---------- DATASET RECORDS

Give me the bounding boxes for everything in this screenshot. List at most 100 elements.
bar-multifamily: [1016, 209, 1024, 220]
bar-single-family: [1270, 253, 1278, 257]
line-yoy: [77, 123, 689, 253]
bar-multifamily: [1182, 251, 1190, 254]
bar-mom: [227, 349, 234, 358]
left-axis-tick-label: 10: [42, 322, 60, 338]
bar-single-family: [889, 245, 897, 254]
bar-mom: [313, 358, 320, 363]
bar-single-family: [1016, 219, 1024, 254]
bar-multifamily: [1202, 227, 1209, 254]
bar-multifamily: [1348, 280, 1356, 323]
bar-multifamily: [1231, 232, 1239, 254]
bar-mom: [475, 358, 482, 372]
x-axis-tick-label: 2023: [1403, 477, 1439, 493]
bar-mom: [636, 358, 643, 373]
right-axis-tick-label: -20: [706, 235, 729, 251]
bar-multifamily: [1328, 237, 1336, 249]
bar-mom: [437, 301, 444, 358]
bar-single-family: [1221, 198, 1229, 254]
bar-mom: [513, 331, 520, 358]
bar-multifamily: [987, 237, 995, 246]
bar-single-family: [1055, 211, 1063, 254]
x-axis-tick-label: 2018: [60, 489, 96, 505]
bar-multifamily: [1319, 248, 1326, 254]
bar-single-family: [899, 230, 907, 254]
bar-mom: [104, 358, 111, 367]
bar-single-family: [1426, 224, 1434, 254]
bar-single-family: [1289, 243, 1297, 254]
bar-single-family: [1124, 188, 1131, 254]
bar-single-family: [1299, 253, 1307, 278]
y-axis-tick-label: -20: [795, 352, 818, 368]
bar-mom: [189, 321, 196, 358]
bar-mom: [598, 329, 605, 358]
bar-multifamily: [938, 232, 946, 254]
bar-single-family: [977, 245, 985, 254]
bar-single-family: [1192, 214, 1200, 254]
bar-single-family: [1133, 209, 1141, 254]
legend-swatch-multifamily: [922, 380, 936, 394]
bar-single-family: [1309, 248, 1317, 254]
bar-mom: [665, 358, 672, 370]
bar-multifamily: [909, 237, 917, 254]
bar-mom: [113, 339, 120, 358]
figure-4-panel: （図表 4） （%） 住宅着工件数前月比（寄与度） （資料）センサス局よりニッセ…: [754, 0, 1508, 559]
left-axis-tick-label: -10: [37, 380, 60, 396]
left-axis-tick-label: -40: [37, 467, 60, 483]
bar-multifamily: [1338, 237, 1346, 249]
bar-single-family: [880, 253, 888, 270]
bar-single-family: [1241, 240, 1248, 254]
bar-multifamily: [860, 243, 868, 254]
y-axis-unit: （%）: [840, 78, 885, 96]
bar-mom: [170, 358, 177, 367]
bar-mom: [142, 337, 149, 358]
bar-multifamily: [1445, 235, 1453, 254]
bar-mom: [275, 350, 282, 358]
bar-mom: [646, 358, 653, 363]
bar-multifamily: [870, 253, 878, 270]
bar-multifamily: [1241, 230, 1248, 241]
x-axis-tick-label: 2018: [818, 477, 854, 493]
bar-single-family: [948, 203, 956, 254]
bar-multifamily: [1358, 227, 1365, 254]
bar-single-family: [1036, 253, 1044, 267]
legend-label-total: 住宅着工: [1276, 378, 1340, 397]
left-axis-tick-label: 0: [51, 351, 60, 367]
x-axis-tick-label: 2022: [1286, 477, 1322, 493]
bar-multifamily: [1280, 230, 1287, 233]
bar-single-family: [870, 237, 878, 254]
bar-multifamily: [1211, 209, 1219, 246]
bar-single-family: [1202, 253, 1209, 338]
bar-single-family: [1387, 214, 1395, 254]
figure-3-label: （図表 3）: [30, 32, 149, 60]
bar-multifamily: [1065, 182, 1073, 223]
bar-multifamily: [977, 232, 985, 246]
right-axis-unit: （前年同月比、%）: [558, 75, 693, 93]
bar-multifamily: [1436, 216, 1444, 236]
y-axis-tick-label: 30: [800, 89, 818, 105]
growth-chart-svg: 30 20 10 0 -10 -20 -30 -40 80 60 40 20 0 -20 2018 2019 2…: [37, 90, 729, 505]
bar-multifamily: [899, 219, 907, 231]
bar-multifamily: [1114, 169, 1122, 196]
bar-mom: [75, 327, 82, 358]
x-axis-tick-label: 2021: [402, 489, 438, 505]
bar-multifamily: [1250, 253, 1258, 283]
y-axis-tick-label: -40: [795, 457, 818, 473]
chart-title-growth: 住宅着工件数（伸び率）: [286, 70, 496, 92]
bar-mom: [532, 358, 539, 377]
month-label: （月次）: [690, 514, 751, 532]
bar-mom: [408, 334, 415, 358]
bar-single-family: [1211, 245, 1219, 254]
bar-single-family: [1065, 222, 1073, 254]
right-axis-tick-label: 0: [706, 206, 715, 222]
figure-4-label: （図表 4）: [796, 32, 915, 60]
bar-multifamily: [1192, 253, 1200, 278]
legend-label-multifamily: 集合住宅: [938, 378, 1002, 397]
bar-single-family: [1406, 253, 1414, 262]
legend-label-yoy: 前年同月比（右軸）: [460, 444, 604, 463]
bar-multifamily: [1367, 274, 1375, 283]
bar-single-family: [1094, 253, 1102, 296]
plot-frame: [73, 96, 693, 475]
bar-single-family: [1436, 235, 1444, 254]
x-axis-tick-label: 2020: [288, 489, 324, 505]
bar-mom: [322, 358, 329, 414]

--------------------

(WORK INSTRUCTIONS): Rewrite every line of the rows above as a JSON list of strings, with one string per line and no entries for blank lines.

(FULL OUTPUT):
[
  "Give me the bounding boxes for everything in this screenshot. List at most 100 elements.",
  "bar-multifamily: [1016, 209, 1024, 220]",
  "bar-single-family: [1270, 253, 1278, 257]",
  "line-yoy: [77, 123, 689, 253]",
  "bar-multifamily: [1182, 251, 1190, 254]",
  "bar-mom: [227, 349, 234, 358]",
  "left-axis-tick-label: 10: [42, 322, 60, 338]",
  "bar-single-family: [889, 245, 897, 254]",
  "bar-mom: [313, 358, 320, 363]",
  "bar-single-family: [1016, 219, 1024, 254]",
  "bar-multifamily: [1202, 227, 1209, 254]",
  "bar-multifamily: [1348, 280, 1356, 323]",
  "bar-multifamily: [1231, 232, 1239, 254]",
  "bar-mom: [475, 358, 482, 372]",
  "x-axis-tick-label: 2023: [1403, 477, 1439, 493]",
  "bar-mom: [636, 358, 643, 373]",
  "right-axis-tick-label: -20: [706, 235, 729, 251]",
  "bar-multifamily: [1328, 237, 1336, 249]",
  "bar-mom: [437, 301, 444, 358]",
  "bar-single-family: [1221, 198, 1229, 254]",
  "bar-mom: [513, 331, 520, 358]",
  "bar-multifamily: [987, 237, 995, 246]",
  "bar-single-family: [1055, 211, 1063, 254]",
  "x-axis-tick-label: 2018: [60, 489, 96, 505]",
  "bar-multifamily: [1319, 248, 1326, 254]",
  "bar-single-family: [899, 230, 907, 254]",
  "bar-mom: [104, 358, 111, 367]",
  "bar-single-family: [1426, 224, 1434, 254]",
  "bar-single-family: [1289, 243, 1297, 254]",
  "bar-single-family: [1124, 188, 1131, 254]",
  "bar-single-family: [1299, 253, 1307, 278]",
  "y-axis-tick-label: -20: [795, 352, 818, 368]",
  "bar-mom: [189, 321, 196, 358]",
  "bar-mom: [598, 329, 605, 358]",
  "bar-multifamily: [938, 232, 946, 254]",
  "bar-single-family: [977, 245, 985, 254]",
  "bar-single-family: [1192, 214, 1200, 254]",
  "bar-single-family: [1133, 209, 1141, 254]",
  "legend-swatch-multifamily: [922, 380, 936, 394]",
  "bar-single-family: [1309, 248, 1317, 254]",
  "bar-mom: [665, 358, 672, 370]",
  "bar-multifamily: [909, 237, 917, 254]",
  "bar-mom: [113, 339, 120, 358]",
  "figure-4-panel: （図表 4） （%） 住宅着工件数前月比（寄与度） （資料）センサス局よりニッセ…: [754, 0, 1508, 559]",
  "left-axis-tick-label: -10: [37, 380, 60, 396]",
  "left-axis-tick-label: -40: [37, 467, 60, 483]",
  "bar-multifamily: [1338, 237, 1346, 249]",
  "bar-single-family: [880, 253, 888, 270]",
  "bar-single-family: [1241, 240, 1248, 254]",
  "bar-multifamily: [860, 243, 868, 254]",
  "y-axis-unit: （%）: [840, 78, 885, 96]",
  "bar-mom: [170, 358, 177, 367]",
  "bar-mom: [142, 337, 149, 358]",
  "bar-multifamily: [1445, 235, 1453, 254]",
  "bar-mom: [275, 350, 282, 358]",
  "bar-mom: [646, 358, 653, 363]",
  "bar-multifamily: [870, 253, 878, 270]",
  "bar-multifamily: [1241, 230, 1248, 241]",
  "x-axis-tick-label: 2018: [818, 477, 854, 493]",
  "bar-single-family: [948, 203, 956, 254]",
  "bar-multifamily: [1358, 227, 1365, 254]",
  "bar-single-family: [1036, 253, 1044, 267]",
  "legend-label-total: 住宅着工: [1276, 378, 1340, 397]",
  "left-axis-tick-label: 0: [51, 351, 60, 367]",
  "x-axis-tick-label: 2022: [1286, 477, 1322, 493]",
  "bar-multifamily: [1280, 230, 1287, 233]",
  "bar-single-family: [870, 237, 878, 254]",
  "bar-multifamily: [1211, 209, 1219, 246]",
  "bar-single-family: [1202, 253, 1209, 338]",
  "bar-single-family: [1387, 214, 1395, 254]",
  "figure-3-label: （図表 3）: [30, 32, 149, 60]",
  "bar-multifamily: [1065, 182, 1073, 223]",
  "bar-multifamily: [977, 232, 985, 246]",
  "right-axis-unit: （前年同月比、%）: [558, 75, 693, 93]",
  "bar-multifamily: [1436, 216, 1444, 236]",
  "y-axis-tick-label: 30: [800, 89, 818, 105]",
  "growth-chart-svg: 30 20 10 0 -10 -20 -30 -40 80 60 40 20 0 -20 2018 2019 2…: [37, 90, 729, 505]",
  "bar-multifamily: [899, 219, 907, 231]",
  "bar-multifamily: [1114, 169, 1122, 196]",
  "bar-mom: [75, 327, 82, 358]",
  "x-axis-tick-label: 2021: [402, 489, 438, 505]",
  "bar-multifamily: [1250, 253, 1258, 283]",
  "y-axis-tick-label: -40: [795, 457, 818, 473]",
  "chart-title-growth: 住宅着工件数（伸び率）: [286, 70, 496, 92]",
  "bar-mom: [532, 358, 539, 377]",
  "month-label: （月次）: [690, 514, 751, 532]",
  "bar-mom: [408, 334, 415, 358]",
  "bar-single-family: [1211, 245, 1219, 254]",
  "bar-single-family: [1065, 222, 1073, 254]",
  "right-axis-tick-label: 0: [706, 206, 715, 222]",
  "figure-4-label: （図表 4）: [796, 32, 915, 60]",
  "bar-multifamily: [1192, 253, 1200, 278]",
  "legend-label-multifamily: 集合住宅: [938, 378, 1002, 397]",
  "bar-single-family: [1406, 253, 1414, 262]",
  "legend-label-yoy: 前年同月比（右軸）: [460, 444, 604, 463]",
  "bar-multifamily: [1367, 274, 1375, 283]",
  "bar-single-family: [1094, 253, 1102, 296]",
  "plot-frame: [73, 96, 693, 475]",
  "bar-single-family: [1436, 235, 1444, 254]",
  "x-axis-tick-label: 2020: [288, 489, 324, 505]",
  "bar-mom: [322, 358, 329, 414]"
]